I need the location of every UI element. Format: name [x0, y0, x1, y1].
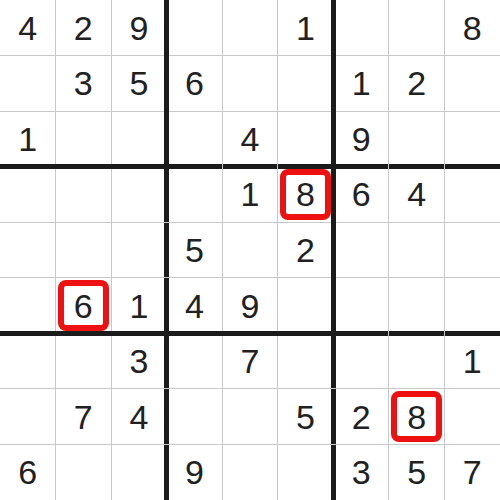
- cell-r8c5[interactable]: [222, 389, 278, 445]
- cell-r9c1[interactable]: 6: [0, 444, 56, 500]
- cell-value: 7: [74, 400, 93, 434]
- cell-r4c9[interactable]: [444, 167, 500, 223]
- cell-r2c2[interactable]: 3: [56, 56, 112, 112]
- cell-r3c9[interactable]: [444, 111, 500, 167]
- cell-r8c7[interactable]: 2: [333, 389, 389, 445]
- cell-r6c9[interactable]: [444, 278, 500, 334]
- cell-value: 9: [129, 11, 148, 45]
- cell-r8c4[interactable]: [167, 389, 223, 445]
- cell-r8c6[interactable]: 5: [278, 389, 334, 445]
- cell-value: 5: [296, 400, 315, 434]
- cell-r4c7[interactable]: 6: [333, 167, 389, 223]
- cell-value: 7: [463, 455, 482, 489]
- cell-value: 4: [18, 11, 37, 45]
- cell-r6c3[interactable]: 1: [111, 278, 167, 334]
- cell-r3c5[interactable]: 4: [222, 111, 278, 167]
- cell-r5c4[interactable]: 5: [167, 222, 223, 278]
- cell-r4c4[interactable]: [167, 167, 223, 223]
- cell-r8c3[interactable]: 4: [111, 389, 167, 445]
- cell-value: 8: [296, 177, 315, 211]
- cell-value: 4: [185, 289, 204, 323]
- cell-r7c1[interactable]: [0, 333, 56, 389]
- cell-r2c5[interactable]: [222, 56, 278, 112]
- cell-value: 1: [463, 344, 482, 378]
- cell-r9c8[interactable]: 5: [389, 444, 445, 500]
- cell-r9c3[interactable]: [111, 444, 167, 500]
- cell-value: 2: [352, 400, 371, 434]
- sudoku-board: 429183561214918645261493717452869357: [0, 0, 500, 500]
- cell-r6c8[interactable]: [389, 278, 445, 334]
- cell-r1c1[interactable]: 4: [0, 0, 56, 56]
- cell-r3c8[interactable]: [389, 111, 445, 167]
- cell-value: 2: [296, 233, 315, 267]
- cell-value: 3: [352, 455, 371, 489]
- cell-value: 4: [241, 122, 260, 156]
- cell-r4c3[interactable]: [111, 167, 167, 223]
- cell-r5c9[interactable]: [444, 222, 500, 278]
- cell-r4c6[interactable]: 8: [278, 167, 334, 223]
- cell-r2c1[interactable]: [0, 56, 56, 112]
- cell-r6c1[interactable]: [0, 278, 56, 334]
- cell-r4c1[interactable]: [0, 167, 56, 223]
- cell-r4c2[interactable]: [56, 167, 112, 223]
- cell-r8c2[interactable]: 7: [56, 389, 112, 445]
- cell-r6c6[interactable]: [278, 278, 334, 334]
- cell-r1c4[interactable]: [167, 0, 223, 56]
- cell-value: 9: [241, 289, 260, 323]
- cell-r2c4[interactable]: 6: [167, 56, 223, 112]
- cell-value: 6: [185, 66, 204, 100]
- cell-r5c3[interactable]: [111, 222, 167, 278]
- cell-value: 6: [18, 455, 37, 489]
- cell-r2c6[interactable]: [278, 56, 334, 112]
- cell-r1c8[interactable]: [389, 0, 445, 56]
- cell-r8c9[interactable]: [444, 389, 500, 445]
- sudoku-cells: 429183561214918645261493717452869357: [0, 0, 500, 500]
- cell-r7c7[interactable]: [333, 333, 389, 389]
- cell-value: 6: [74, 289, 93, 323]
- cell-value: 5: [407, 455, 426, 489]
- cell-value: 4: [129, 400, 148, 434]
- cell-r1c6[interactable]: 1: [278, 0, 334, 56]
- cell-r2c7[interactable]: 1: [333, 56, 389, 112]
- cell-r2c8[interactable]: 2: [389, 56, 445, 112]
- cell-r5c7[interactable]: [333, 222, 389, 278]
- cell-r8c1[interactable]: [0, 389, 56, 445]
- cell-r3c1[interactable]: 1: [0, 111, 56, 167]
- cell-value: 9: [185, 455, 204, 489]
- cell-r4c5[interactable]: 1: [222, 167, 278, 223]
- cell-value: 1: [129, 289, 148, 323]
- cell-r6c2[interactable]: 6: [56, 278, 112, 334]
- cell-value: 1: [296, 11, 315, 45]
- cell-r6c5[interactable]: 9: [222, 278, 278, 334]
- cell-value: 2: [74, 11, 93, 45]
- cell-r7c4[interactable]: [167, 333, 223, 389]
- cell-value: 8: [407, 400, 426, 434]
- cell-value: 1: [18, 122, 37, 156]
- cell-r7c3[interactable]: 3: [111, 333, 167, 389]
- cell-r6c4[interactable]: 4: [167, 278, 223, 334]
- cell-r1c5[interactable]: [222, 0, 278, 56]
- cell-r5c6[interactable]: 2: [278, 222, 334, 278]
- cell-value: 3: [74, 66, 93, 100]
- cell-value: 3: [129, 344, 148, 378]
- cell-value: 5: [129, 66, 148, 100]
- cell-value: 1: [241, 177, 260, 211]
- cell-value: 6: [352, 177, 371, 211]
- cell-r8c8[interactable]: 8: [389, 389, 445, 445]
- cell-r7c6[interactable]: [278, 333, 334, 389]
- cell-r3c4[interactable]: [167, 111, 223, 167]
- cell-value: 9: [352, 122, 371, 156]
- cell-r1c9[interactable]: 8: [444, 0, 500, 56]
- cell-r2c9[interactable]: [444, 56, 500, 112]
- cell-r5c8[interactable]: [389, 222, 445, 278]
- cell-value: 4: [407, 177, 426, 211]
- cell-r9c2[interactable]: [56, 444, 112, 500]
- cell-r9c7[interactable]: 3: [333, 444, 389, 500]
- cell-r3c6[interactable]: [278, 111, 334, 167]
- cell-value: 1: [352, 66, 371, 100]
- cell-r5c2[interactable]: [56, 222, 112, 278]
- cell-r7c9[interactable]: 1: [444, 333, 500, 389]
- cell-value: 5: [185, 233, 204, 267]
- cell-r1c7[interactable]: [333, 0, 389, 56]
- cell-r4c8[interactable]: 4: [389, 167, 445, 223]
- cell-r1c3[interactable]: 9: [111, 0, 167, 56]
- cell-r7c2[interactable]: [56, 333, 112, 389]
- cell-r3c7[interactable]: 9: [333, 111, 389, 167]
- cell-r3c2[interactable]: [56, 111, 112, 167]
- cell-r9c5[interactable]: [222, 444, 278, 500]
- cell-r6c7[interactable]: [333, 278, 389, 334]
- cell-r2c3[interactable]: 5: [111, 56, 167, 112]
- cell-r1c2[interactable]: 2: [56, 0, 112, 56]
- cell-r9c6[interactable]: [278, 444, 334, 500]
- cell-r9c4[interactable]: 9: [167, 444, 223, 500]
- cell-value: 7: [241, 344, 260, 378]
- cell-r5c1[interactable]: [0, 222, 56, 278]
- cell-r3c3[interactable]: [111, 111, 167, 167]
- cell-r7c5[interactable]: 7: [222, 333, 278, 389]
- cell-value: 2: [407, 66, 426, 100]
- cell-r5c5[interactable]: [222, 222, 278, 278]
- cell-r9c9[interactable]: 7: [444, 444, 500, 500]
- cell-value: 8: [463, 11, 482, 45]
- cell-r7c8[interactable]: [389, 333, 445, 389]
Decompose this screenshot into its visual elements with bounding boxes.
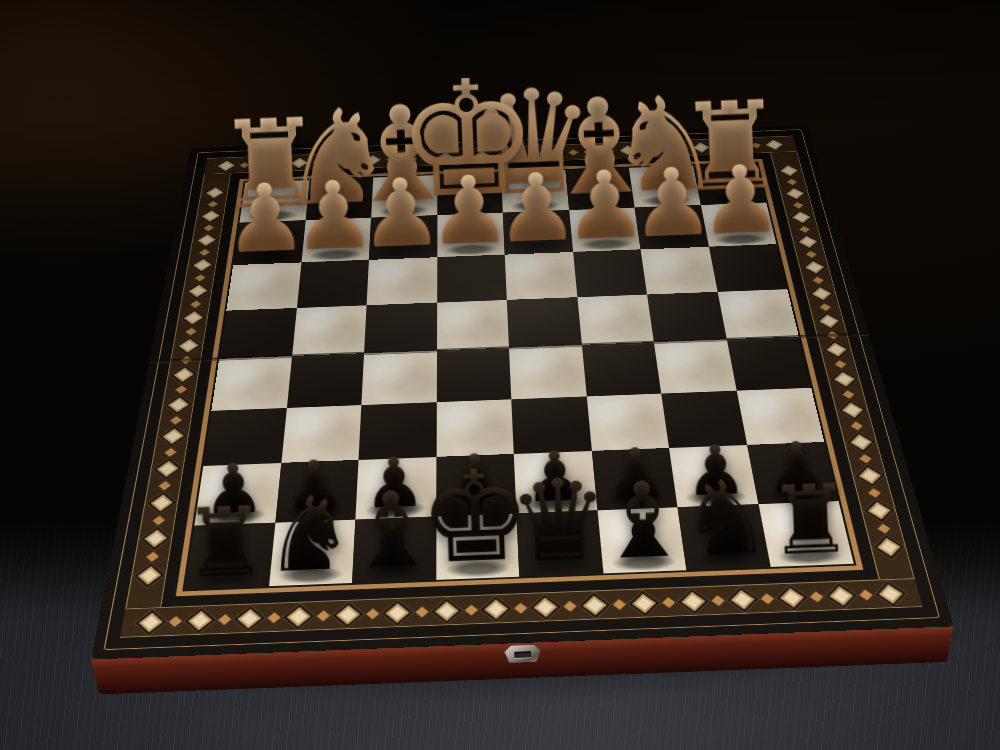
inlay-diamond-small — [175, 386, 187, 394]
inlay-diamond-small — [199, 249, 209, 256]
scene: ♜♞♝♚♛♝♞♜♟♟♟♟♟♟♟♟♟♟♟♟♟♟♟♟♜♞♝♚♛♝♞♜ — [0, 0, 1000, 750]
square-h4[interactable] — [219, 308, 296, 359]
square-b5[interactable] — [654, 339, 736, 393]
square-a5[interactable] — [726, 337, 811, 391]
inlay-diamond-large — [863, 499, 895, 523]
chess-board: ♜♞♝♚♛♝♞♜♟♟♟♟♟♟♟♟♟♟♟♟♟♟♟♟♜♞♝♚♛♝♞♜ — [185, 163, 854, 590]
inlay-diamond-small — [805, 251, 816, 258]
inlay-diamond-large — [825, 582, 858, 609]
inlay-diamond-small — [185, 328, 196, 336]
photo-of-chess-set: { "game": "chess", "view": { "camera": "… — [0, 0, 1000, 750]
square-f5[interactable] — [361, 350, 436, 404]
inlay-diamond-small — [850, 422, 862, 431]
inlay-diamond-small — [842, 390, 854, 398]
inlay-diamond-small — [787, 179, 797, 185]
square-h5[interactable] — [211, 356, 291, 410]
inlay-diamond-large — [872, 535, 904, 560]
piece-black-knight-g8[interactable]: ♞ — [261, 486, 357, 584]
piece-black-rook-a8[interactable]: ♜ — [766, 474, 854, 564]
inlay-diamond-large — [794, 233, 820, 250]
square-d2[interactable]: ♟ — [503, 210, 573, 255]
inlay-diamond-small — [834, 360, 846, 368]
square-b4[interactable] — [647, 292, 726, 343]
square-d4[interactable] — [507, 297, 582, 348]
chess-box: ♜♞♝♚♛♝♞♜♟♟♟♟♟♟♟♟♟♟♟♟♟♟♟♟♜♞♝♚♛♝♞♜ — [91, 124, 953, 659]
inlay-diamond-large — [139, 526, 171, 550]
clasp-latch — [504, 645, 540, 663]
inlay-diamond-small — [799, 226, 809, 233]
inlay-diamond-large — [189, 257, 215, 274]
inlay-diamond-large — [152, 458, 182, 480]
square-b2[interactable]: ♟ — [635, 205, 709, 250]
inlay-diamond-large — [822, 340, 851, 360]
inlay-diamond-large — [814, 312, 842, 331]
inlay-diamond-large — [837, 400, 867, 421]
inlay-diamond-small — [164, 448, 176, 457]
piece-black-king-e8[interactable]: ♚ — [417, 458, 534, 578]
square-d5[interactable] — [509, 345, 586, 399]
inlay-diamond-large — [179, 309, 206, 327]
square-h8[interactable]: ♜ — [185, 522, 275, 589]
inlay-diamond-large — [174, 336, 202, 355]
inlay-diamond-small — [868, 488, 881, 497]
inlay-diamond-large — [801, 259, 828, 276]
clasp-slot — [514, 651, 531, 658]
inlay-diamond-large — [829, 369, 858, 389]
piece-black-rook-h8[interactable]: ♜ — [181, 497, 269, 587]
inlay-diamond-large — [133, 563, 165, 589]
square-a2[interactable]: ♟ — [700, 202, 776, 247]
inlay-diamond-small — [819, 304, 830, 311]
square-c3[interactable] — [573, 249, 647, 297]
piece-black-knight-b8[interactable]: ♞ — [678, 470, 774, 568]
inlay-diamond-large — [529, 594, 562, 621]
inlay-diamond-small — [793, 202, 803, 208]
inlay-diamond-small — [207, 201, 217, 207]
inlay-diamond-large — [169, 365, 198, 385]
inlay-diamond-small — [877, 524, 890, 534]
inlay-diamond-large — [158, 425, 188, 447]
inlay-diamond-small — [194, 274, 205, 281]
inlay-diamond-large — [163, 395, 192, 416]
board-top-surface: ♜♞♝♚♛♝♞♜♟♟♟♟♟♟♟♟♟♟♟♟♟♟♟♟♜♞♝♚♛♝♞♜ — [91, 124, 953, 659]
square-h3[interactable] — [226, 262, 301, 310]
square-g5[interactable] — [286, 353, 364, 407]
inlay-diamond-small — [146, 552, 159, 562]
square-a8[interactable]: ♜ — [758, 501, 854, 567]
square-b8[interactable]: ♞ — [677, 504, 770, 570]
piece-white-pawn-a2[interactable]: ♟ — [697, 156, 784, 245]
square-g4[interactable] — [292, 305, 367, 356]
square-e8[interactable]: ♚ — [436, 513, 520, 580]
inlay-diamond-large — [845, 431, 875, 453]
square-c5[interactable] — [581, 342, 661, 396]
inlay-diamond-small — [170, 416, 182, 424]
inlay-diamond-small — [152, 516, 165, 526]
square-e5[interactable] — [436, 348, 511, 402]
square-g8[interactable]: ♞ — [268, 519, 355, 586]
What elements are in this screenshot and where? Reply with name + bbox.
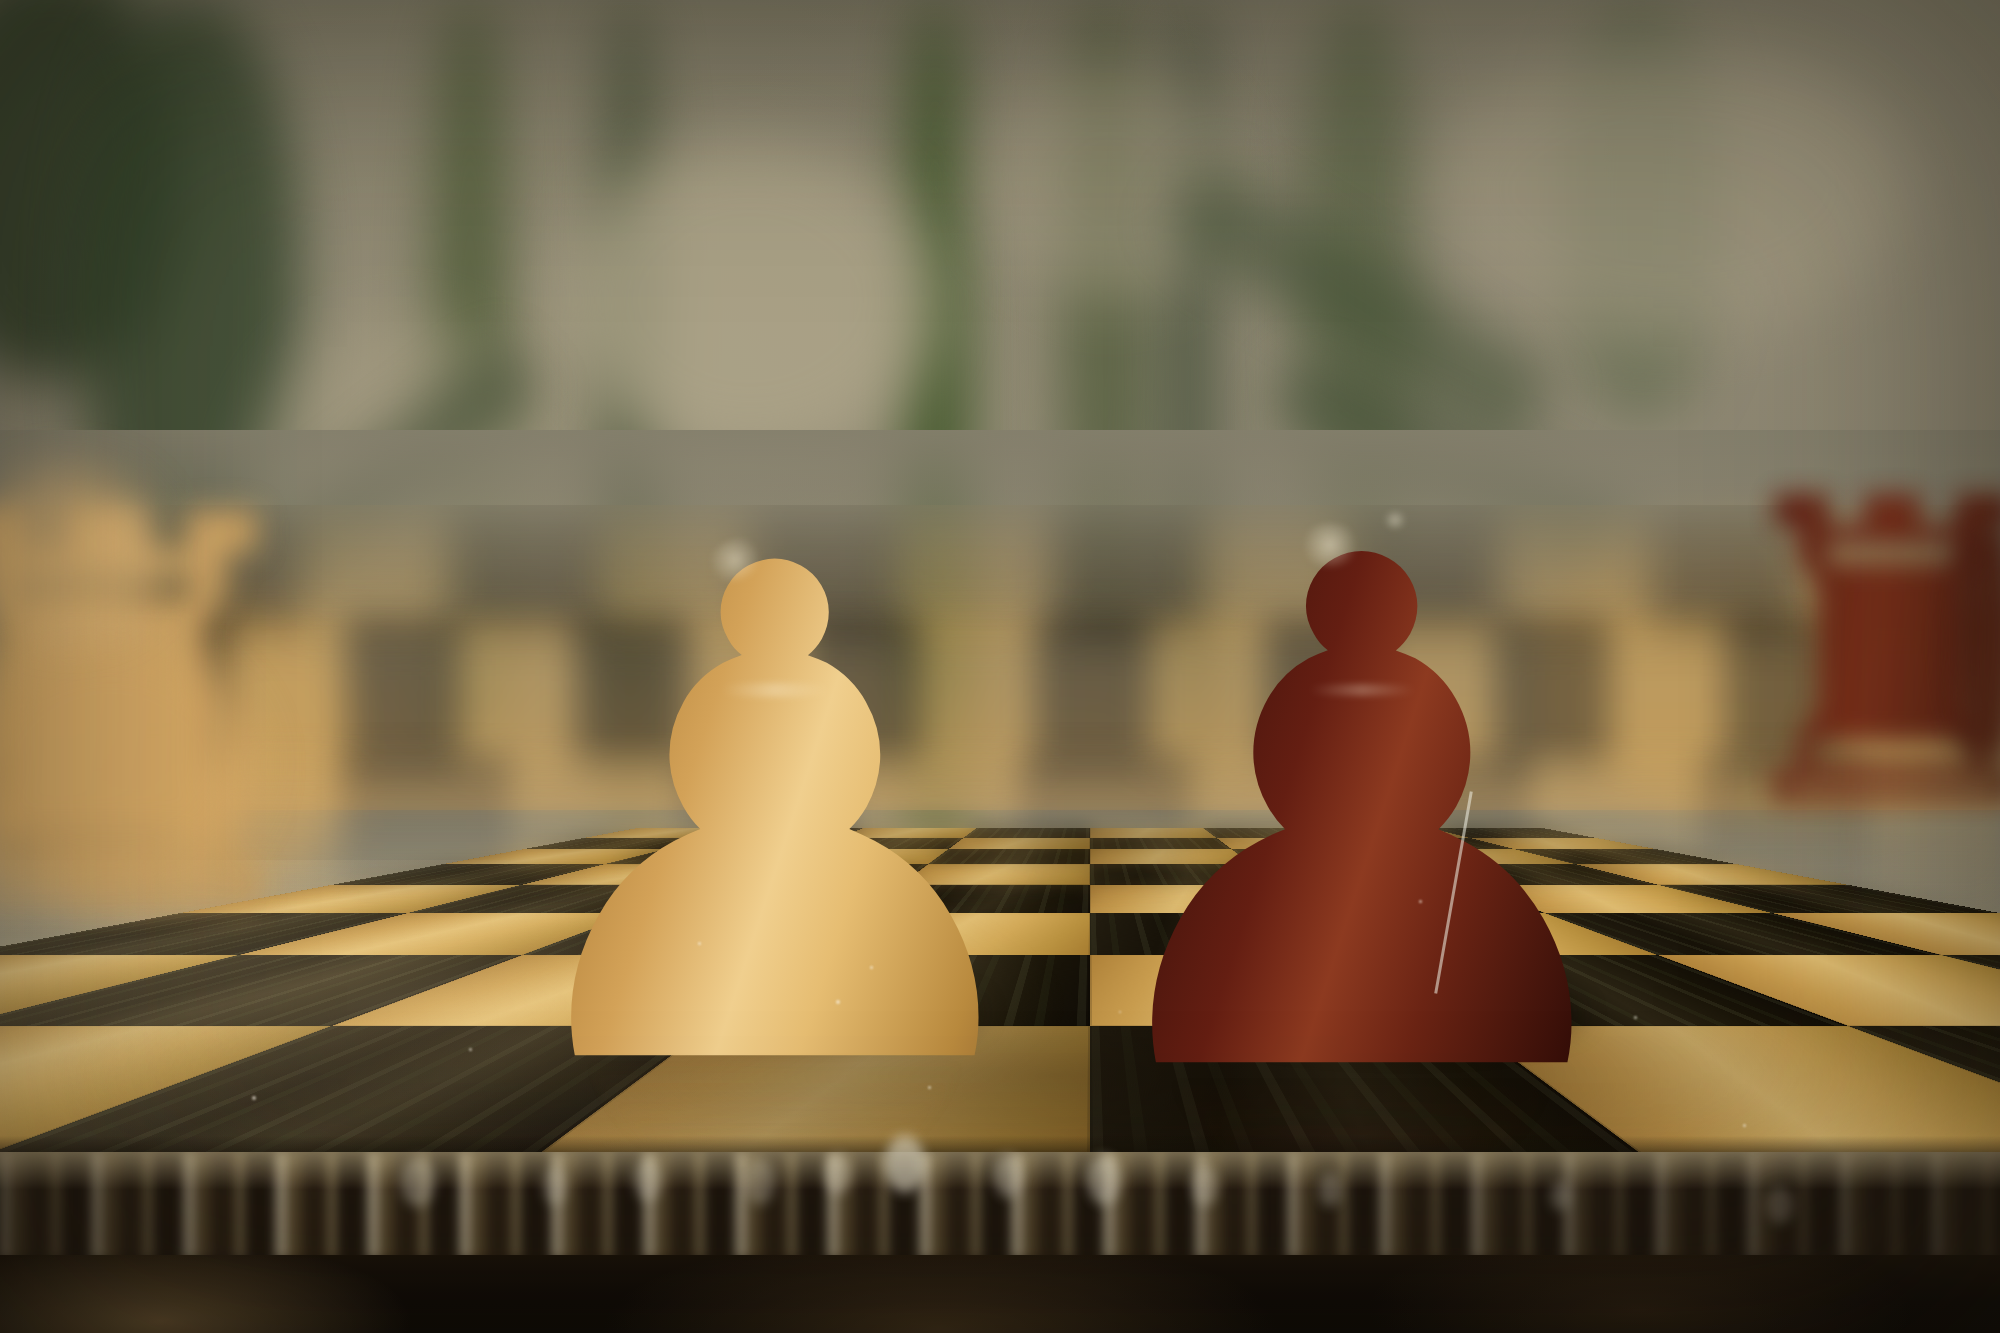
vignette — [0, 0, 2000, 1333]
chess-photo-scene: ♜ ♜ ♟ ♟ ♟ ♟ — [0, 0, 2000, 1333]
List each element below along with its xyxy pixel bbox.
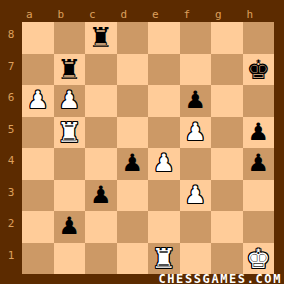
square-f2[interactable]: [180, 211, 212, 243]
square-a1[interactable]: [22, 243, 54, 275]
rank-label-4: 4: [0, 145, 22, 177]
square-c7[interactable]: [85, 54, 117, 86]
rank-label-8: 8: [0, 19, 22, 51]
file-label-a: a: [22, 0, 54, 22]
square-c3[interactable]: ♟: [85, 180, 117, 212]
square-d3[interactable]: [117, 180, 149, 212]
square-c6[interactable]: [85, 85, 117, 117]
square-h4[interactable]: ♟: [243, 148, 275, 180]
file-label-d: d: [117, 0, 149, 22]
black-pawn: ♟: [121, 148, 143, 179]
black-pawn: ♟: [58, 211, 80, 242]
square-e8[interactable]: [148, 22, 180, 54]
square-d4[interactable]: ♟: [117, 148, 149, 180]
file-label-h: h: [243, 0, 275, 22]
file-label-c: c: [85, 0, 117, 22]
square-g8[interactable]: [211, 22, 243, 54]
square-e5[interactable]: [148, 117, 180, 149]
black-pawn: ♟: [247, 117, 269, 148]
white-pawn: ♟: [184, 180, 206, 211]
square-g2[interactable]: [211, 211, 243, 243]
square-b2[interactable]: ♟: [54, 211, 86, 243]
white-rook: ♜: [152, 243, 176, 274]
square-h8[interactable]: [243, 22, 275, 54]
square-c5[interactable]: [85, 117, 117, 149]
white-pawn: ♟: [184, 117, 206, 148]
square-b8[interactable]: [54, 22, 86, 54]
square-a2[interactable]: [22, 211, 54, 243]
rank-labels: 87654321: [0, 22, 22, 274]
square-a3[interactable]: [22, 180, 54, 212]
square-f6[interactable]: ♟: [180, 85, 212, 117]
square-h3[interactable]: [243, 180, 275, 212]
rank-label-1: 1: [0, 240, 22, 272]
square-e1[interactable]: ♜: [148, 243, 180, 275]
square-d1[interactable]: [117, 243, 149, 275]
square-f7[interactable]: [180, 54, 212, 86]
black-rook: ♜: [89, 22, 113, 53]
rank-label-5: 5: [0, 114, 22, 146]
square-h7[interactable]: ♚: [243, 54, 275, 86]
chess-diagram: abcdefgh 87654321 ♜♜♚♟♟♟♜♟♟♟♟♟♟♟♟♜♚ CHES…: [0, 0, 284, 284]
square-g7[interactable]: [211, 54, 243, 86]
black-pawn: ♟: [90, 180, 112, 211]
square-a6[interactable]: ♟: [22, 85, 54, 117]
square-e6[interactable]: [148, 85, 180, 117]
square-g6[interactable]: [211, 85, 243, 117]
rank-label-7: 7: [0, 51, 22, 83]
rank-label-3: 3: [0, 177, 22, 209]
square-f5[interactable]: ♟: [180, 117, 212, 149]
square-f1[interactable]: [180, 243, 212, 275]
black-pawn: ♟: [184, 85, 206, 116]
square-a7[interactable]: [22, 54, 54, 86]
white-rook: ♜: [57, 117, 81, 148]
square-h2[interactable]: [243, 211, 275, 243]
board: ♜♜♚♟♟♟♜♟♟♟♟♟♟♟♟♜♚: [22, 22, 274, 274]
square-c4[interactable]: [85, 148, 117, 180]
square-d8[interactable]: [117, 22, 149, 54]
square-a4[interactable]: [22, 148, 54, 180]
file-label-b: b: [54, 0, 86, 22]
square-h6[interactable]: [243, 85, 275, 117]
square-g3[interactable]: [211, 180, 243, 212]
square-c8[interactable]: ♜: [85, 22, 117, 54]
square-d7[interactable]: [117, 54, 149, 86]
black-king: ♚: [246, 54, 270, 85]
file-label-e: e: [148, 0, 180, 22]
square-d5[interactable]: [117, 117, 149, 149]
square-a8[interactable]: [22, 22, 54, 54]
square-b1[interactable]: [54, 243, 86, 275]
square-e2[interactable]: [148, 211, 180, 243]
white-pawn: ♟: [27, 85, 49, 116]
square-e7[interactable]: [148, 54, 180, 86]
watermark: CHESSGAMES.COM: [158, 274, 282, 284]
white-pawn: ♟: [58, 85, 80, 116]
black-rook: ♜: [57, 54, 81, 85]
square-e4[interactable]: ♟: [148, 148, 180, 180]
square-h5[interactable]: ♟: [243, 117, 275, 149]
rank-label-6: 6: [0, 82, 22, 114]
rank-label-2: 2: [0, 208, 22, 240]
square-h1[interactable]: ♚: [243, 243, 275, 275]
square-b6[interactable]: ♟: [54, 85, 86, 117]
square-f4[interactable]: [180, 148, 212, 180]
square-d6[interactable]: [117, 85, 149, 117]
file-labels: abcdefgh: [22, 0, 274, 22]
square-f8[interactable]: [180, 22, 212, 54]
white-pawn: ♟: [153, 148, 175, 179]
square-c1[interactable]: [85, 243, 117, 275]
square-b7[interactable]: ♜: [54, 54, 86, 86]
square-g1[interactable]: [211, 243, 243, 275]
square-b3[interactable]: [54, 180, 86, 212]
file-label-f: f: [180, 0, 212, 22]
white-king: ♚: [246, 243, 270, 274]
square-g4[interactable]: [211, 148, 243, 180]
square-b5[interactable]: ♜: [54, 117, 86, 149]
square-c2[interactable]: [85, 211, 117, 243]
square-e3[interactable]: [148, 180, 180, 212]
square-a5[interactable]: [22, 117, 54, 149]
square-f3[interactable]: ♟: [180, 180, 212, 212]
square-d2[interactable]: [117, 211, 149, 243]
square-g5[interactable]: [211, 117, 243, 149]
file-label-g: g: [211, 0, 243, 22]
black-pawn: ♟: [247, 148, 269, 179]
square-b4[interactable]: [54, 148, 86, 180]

* * *

**Problem**
Rewrite the entries starting at the line containing "inlay-diamond-small — [175, 386, 187, 394]" and ending at the line containing "square-b2[interactable]: ♟ —", swapping "clasp-latch" for "box-clasp" and leaving everything else unchanged. Return only those lines.

**Reply to the exercise**
inlay-diamond-small — [175, 386, 187, 394]
inlay-diamond-small — [199, 249, 209, 256]
scene: ♜♞♝♚♛♝♞♜♟♟♟♟♟♟♟♟♟♟♟♟♟♟♟♟♜♞♝♚♛♝♞♜ — [0, 0, 1000, 750]
square-h4[interactable] — [219, 308, 296, 359]
square-b5[interactable] — [654, 339, 736, 393]
square-a5[interactable] — [726, 337, 811, 391]
inlay-diamond-large — [863, 499, 895, 523]
chess-board: ♜♞♝♚♛♝♞♜♟♟♟♟♟♟♟♟♟♟♟♟♟♟♟♟♜♞♝♚♛♝♞♜ — [185, 163, 854, 590]
inlay-diamond-small — [805, 251, 816, 258]
inlay-diamond-large — [825, 582, 858, 609]
inlay-diamond-small — [185, 328, 196, 336]
photo-of-chess-set: { "game": "chess", "view": { "camera": "… — [0, 0, 1000, 750]
square-f5[interactable] — [361, 350, 436, 404]
inlay-diamond-small — [850, 422, 862, 431]
inlay-diamond-small — [842, 390, 854, 398]
inlay-diamond-small — [787, 179, 797, 185]
square-h5[interactable] — [211, 356, 291, 410]
inlay-diamond-large — [872, 535, 904, 560]
piece-black-knight-g8[interactable]: ♞ — [261, 486, 357, 584]
piece-black-rook-a8[interactable]: ♜ — [766, 474, 854, 564]
inlay-diamond-large — [794, 233, 820, 250]
square-d2[interactable]: ♟ — [503, 210, 573, 255]
inlay-diamond-small — [834, 360, 846, 368]
square-b4[interactable] — [647, 292, 726, 343]
square-d4[interactable] — [507, 297, 582, 348]
chess-box: ♜♞♝♚♛♝♞♜♟♟♟♟♟♟♟♟♟♟♟♟♟♟♟♟♜♞♝♚♛♝♞♜ — [91, 124, 953, 659]
inlay-diamond-large — [139, 526, 171, 550]
box-clasp — [504, 645, 540, 663]
inlay-diamond-small — [799, 226, 809, 233]
inlay-diamond-large — [189, 257, 215, 274]
inlay-diamond-large — [152, 458, 182, 480]
square-b2[interactable]: ♟ — [635, 205, 709, 250]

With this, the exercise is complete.